### Extrait source

··········

Il est temps

Ça vient de faire vingt ans que tu es parti.
Vingt ans de manques et d'inachevé.
Ton évocation me laisse souvent dans un état lamentable et parfois, je me demande si passer sous un rouleau compresseur ne serait pas préférable.
A d'autres moments, je souris à certains souvenirs, je pleurs pour d'autres et il m'arrive de rigoler pour les plus drôles.
Mais ce ne sont que des souvenirs.
J'ai construis ma vie sans toi à qui la montrer, pour te la faire partager, pour te montrer qui je suis, ce que je suis devenu grâce à celui qui partage ma vie.
Ce matin, j'ai décidé qu'il était temps de te laisser partir pour de bon.
Il est temps d'accepter que c'est comme ça.
Qu'on n'y peut rien.
Ça me fait mal.
J'ai l'impression de trahir ta mémoire, ton souvenir, tout ce que tu m'as transmis. Pourtant je sais aussi que tout ça est en moi, que ça ne partira qu'avec mon départ.
Mais putain que ça fait mal.

··········

### Consigne donnée 1
Réécris tout ce qui va de "Ça vient de" jusqu'à "partage ma vie." dans l'extrait source, en remplaçant "rouleau compresseur" par "train de marchandises".
### Consigne donnée 2
Résume l'extrait source en deux phrases.

### Matériel fourni
··········

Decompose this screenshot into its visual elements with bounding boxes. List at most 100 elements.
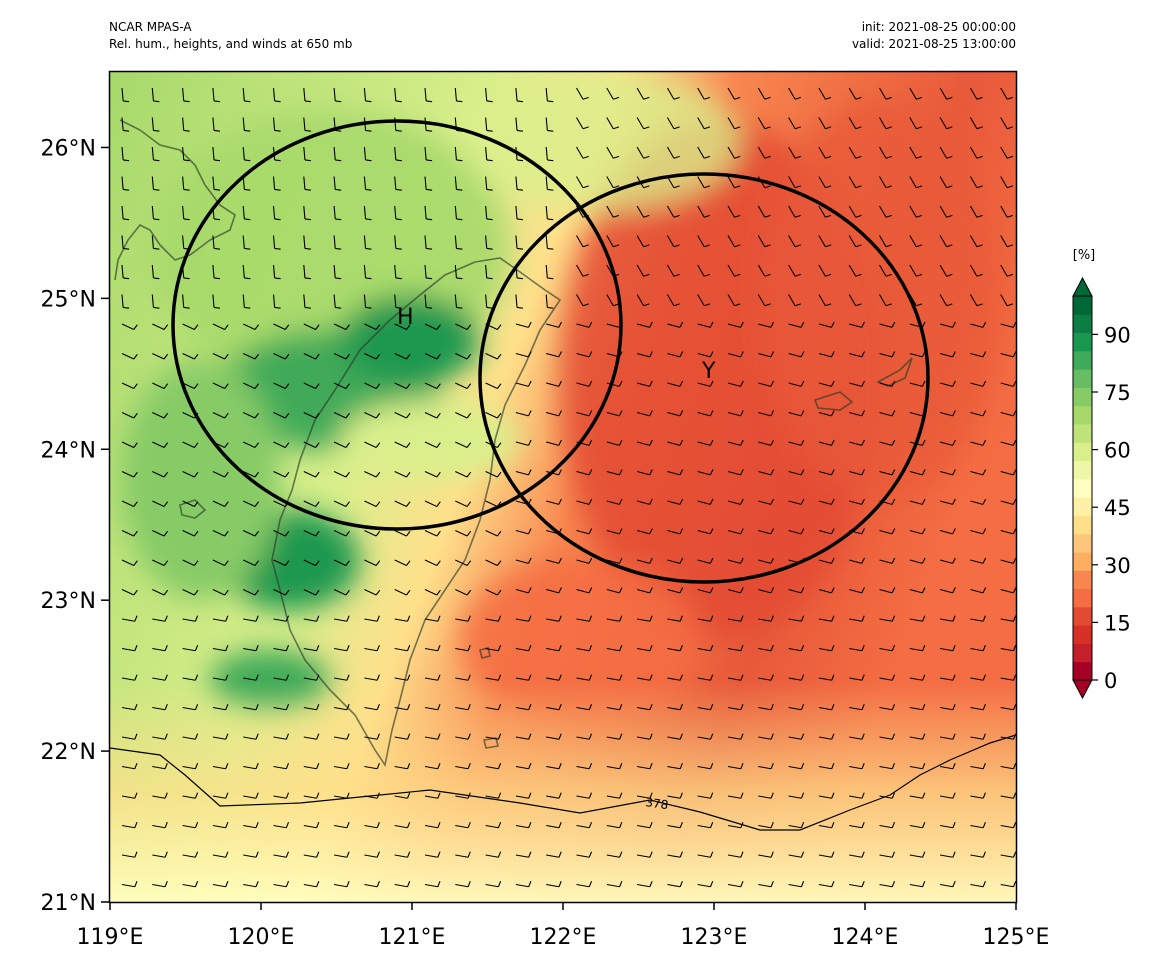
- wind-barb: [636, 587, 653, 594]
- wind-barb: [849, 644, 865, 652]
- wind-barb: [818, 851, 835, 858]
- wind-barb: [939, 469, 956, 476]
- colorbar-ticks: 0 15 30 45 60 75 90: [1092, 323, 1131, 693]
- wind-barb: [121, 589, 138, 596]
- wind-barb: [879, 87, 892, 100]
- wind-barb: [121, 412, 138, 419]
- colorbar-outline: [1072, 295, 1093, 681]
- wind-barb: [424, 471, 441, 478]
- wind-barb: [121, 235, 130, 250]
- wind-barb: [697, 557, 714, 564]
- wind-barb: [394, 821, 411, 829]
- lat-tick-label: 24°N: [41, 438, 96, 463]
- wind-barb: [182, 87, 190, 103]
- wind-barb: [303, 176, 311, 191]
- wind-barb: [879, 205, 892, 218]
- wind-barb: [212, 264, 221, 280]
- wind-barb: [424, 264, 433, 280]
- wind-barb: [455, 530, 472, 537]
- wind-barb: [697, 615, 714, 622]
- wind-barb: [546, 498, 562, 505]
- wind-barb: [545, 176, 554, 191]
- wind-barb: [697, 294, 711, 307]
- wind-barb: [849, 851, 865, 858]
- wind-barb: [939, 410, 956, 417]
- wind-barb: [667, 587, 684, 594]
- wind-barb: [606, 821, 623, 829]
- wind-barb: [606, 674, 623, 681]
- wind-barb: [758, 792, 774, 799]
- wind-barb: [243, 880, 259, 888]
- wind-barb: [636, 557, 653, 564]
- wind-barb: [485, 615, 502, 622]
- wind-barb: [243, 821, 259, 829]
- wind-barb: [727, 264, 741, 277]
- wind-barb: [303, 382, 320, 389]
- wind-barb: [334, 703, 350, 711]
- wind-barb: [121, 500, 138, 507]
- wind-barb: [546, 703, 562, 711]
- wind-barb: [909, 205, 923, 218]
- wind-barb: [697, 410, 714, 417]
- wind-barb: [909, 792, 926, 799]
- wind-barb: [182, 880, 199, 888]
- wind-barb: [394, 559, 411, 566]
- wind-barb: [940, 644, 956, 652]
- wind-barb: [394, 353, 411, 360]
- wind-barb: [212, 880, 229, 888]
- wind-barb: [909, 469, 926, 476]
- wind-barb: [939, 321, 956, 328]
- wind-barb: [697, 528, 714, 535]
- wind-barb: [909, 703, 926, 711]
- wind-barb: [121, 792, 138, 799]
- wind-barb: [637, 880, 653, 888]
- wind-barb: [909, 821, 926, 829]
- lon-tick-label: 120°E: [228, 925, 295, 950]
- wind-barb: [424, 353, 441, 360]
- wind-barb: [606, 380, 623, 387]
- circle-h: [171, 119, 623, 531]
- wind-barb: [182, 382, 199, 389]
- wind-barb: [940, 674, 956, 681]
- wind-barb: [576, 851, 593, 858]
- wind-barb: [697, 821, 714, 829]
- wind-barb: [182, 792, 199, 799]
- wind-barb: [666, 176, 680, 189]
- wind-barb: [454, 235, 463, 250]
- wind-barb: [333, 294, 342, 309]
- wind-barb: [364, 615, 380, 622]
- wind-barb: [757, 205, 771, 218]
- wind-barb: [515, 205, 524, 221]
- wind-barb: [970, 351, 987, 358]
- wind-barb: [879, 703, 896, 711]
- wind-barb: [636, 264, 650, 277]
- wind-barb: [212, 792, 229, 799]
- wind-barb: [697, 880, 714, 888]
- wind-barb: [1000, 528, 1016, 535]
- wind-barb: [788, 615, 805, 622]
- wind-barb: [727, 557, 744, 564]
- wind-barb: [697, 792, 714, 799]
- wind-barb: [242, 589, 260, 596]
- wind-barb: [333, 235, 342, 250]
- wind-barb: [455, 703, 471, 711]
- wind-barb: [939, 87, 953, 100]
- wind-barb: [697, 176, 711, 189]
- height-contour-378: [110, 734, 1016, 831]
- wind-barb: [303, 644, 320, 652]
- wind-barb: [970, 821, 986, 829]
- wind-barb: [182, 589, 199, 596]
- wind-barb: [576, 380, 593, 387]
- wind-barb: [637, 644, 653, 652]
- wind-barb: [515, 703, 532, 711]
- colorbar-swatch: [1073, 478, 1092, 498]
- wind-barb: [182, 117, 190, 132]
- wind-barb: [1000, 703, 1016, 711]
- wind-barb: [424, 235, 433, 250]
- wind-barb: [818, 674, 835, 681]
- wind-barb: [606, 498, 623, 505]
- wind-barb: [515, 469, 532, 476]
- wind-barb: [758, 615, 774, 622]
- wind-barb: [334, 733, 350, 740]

··········

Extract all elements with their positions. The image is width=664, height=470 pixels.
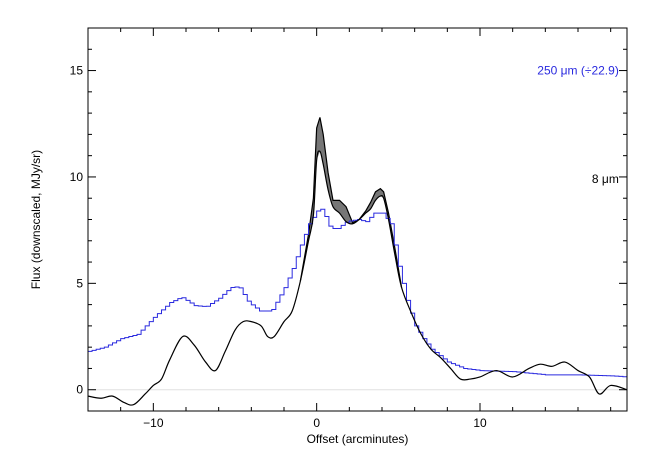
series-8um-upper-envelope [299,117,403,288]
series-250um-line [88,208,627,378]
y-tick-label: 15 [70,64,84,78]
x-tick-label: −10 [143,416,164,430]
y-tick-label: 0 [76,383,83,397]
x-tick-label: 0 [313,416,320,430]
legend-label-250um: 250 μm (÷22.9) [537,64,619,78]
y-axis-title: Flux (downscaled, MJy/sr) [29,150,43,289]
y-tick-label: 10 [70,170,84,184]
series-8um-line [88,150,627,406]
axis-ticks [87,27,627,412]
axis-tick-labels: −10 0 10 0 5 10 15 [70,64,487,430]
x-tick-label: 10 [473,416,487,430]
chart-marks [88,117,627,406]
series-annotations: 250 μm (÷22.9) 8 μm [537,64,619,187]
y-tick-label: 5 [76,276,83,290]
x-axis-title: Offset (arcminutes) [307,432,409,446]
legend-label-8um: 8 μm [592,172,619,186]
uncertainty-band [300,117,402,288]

··········

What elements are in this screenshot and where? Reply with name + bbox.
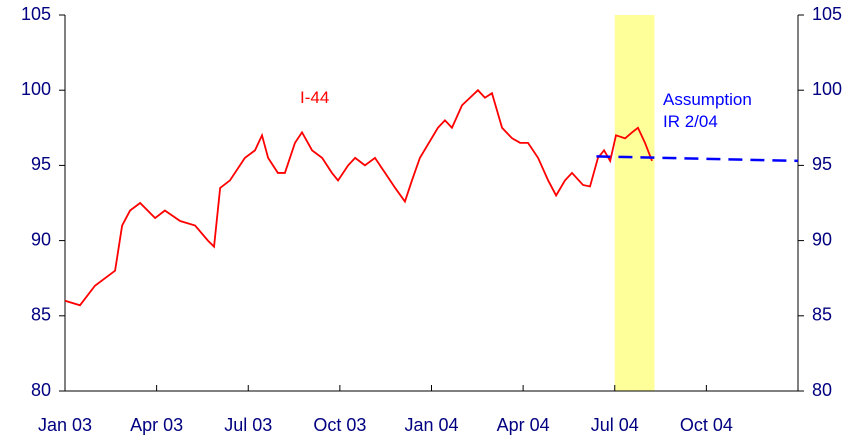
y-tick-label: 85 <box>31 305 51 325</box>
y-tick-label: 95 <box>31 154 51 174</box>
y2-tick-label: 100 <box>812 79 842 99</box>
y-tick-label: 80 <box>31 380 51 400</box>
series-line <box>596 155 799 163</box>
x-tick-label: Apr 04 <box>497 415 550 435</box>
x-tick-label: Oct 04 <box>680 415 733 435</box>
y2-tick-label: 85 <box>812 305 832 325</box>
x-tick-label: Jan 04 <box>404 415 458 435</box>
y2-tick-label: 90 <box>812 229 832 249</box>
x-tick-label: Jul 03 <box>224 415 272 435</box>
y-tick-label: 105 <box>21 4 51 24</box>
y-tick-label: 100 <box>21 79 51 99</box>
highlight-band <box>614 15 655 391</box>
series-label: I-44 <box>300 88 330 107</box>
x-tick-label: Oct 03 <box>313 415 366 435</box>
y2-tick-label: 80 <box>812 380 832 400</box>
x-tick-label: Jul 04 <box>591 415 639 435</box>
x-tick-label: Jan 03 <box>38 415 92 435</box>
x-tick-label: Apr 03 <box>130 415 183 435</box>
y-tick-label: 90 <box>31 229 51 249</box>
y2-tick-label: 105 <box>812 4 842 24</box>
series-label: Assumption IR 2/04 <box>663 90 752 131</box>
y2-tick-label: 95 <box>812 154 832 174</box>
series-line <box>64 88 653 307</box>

··········

### Réponse complète 1
Ça vient de faire vingt ans que tu es parti.
Vingt ans de manques et d'inachevé.
Ton évocation me laisse souvent dans un état lamentable et parfois, je me demande si passer sous un train de marchandises ne serait pas préférable.
A d'autres moments, je souris à certains souvenirs, je pleurs pour d'autres et il m'arrive de rigoler pour les plus drôles.
Mais ce ne sont que des souvenirs.
J'ai construis ma vie sans toi à qui la montrer, pour te la faire partager, pour te montrer qui je suis, ce que je suis devenu grâce à celui qui partage ma vie.

### Réponse complète 2
Vingt ans après le départ de la personne à qui il s'adresse, le texte évoque le manque, des souvenirs qui font tour à tour sourire, pleurer ou rire, et une vie construite sans pouvoir la lui montrer. Un matin, la décision est prise de la laisser partir pour de bon, malgré la douleur et l'impression de trahir sa mémoire, avec la certitude que tout ce qu'elle a transmis reste en soi.